DATASET ENTRIES Start Marker

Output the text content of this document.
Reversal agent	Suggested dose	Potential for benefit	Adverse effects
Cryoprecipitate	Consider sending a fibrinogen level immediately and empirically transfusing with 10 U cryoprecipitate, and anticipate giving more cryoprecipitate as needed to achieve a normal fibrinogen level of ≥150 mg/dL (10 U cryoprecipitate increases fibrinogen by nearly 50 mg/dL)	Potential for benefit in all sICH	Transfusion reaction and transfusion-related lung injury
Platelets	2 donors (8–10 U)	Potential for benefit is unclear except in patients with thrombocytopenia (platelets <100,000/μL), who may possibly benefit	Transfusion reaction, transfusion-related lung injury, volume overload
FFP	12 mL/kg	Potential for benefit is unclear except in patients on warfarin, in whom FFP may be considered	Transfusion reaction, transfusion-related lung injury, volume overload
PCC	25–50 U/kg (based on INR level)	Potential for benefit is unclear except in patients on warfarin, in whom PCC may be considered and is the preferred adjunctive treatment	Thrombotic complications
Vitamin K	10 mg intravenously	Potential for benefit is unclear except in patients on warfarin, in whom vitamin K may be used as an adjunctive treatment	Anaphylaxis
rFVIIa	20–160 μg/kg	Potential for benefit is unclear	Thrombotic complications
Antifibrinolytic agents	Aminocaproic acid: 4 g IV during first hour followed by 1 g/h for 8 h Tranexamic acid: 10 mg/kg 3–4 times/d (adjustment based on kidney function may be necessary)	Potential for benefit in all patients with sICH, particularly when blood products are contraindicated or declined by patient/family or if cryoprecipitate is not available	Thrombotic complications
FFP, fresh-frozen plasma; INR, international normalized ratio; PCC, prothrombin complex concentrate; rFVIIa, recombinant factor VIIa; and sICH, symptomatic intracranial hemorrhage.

DATASET ENTRIES End Marker

HOW TO COMPLETE THIS TASK
Looking at the data above, how many lines hold the string "treatment"? Reply with only the number.

SOLUTION TO THIS PROBLEM
2